++++ Records supplied
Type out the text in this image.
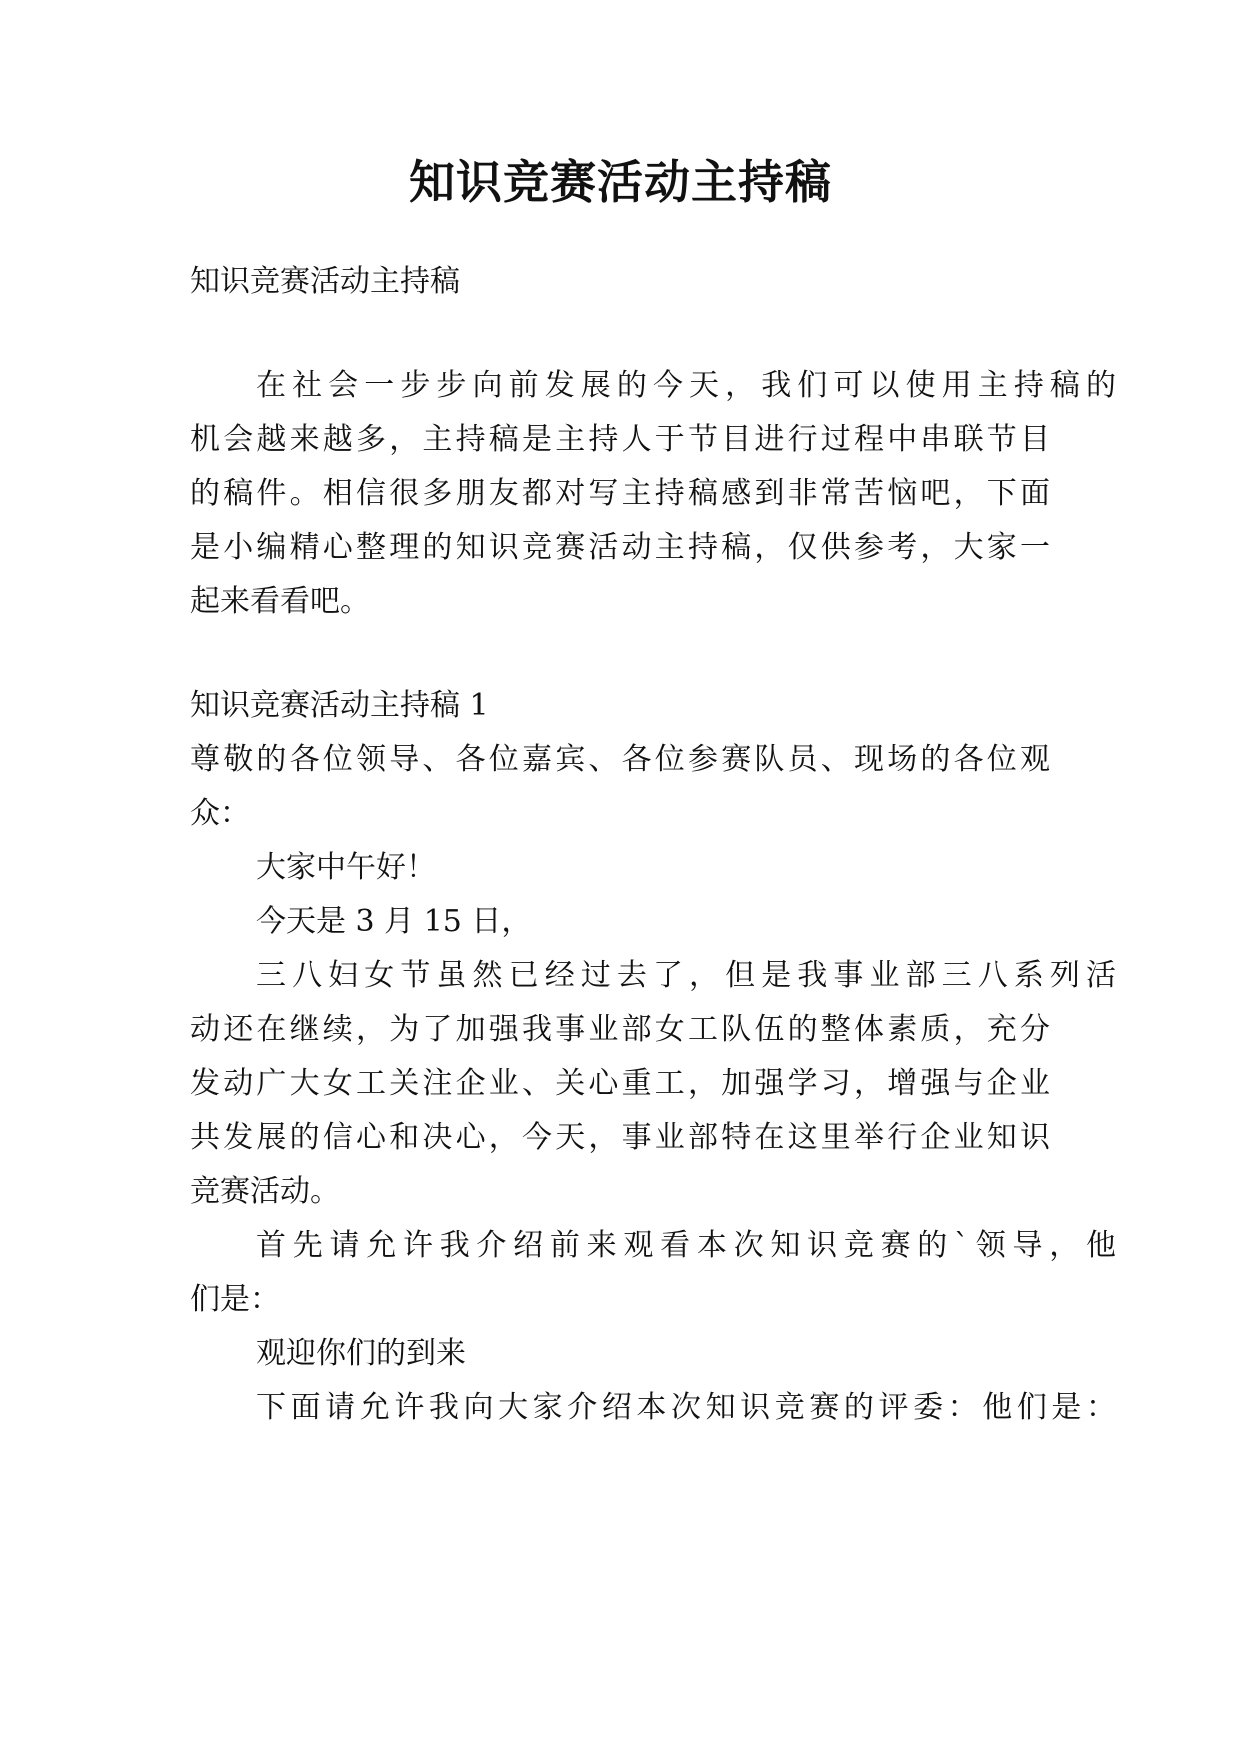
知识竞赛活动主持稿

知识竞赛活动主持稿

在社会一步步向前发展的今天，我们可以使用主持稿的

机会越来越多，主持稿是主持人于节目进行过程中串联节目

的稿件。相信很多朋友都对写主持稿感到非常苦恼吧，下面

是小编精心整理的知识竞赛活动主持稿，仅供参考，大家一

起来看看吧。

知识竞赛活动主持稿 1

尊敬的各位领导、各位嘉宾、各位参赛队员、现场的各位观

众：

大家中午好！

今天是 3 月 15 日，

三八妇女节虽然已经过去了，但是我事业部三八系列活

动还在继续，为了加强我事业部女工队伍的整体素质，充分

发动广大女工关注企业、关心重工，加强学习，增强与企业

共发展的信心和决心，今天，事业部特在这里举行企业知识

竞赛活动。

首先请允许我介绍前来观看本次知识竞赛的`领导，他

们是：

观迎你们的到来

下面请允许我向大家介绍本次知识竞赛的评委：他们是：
++++++++
++++ Records supplied
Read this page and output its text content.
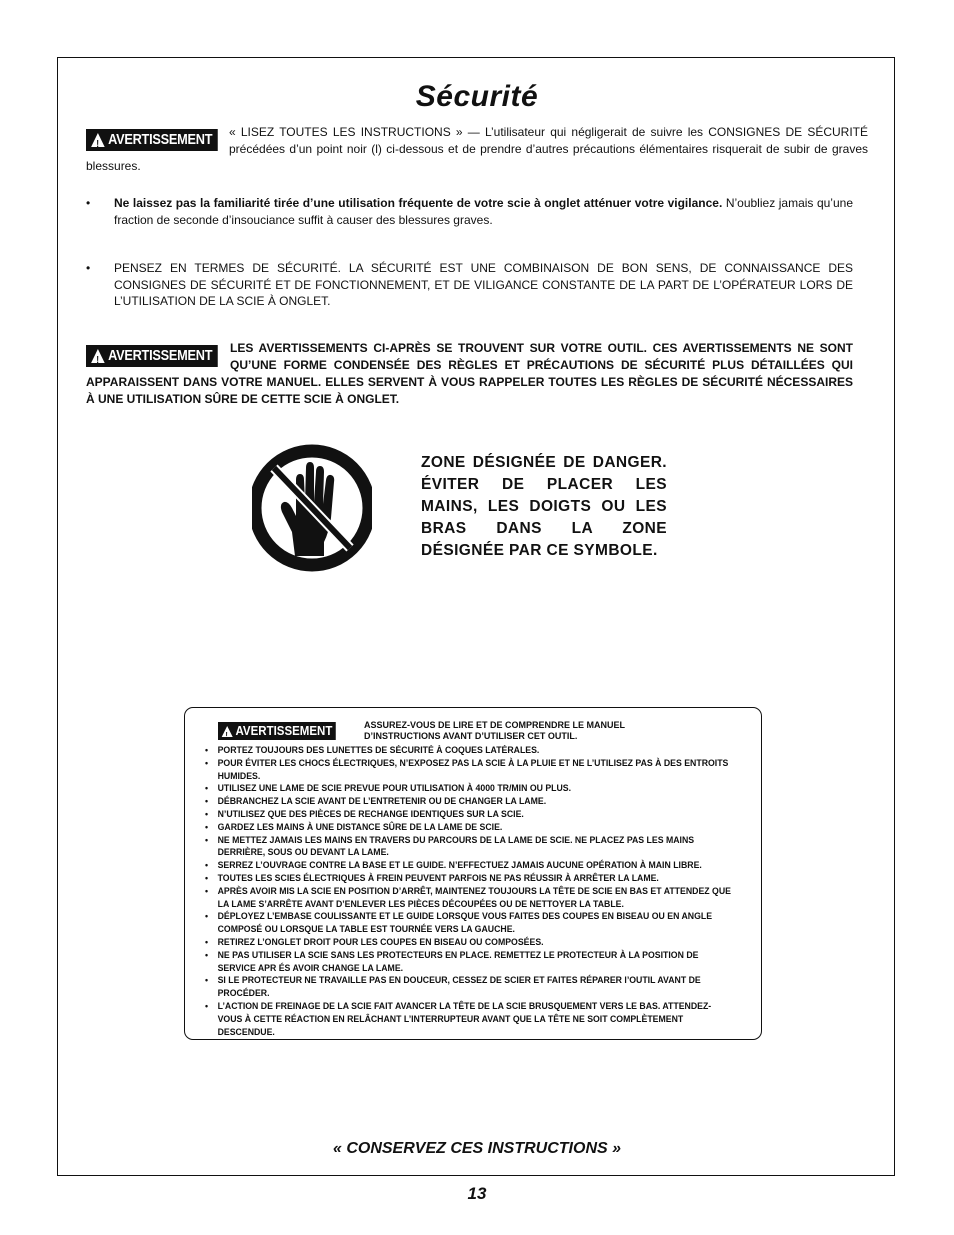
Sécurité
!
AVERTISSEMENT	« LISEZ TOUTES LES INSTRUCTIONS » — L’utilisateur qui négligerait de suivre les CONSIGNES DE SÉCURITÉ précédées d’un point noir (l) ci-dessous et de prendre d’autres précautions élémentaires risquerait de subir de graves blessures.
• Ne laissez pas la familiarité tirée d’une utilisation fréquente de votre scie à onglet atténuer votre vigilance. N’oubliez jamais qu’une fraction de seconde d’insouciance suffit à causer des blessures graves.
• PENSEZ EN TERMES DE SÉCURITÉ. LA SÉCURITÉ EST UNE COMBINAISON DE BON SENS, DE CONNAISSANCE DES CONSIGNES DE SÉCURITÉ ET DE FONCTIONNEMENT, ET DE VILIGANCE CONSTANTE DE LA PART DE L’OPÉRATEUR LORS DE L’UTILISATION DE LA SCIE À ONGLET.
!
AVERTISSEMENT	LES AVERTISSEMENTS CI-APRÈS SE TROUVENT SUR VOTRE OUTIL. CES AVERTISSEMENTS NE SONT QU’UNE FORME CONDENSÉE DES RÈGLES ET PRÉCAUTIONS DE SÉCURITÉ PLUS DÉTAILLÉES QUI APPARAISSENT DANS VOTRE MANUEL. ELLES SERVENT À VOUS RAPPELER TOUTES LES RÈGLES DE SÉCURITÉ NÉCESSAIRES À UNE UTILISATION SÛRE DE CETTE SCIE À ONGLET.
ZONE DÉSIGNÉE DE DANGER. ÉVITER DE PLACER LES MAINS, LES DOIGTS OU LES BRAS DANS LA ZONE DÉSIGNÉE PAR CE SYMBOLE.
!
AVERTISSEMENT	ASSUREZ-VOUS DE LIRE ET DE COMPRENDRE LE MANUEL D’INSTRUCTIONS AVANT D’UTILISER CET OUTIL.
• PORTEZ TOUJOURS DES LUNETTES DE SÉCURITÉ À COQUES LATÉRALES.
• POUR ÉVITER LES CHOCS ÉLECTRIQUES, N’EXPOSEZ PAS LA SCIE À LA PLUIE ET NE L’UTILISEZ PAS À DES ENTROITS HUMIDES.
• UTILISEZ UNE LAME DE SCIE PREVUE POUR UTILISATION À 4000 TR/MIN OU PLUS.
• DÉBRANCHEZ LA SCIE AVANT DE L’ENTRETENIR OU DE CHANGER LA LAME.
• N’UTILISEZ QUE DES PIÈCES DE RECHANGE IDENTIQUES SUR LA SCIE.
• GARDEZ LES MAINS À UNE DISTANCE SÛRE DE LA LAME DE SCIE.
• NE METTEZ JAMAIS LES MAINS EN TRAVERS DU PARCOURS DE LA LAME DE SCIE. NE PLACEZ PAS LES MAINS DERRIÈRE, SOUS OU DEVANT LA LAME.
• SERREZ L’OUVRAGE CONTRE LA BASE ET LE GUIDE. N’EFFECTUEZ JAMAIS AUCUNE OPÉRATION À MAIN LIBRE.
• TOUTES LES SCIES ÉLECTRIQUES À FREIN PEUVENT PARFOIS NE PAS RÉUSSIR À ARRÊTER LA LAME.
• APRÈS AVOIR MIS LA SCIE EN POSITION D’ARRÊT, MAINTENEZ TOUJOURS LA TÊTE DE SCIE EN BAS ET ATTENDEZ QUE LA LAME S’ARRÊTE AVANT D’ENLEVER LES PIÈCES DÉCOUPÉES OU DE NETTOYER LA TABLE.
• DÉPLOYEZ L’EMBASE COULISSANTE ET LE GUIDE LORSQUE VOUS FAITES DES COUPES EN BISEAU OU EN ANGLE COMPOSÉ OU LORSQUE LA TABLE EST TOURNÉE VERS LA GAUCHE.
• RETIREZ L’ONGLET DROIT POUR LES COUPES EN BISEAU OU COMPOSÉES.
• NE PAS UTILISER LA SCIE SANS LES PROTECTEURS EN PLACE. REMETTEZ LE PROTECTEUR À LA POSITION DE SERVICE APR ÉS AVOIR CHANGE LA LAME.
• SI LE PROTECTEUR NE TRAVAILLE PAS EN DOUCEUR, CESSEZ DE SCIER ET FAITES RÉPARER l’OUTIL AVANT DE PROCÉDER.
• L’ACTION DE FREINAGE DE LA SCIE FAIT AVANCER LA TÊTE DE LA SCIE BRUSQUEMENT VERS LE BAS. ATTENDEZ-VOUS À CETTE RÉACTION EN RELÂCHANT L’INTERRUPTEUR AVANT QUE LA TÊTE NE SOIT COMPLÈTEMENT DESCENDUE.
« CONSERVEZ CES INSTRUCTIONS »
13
++++++++
**Task goal**
Find the string "GUIDE" in the listing and return every line that holds it.

**Correct output**
• SERREZ L’OUVRAGE CONTRE LA BASE ET LE GUIDE. N’EFFECTUEZ JAMAIS AUCUNE OPÉRATION À MAIN LIBRE.
• DÉPLOYEZ L’EMBASE COULISSANTE ET LE GUIDE LORSQUE VOUS FAITES DES COUPES EN BISEAU OU EN ANGLE COMPOSÉ OU LORSQUE LA TABLE EST TOURNÉE VERS LA GAUCHE.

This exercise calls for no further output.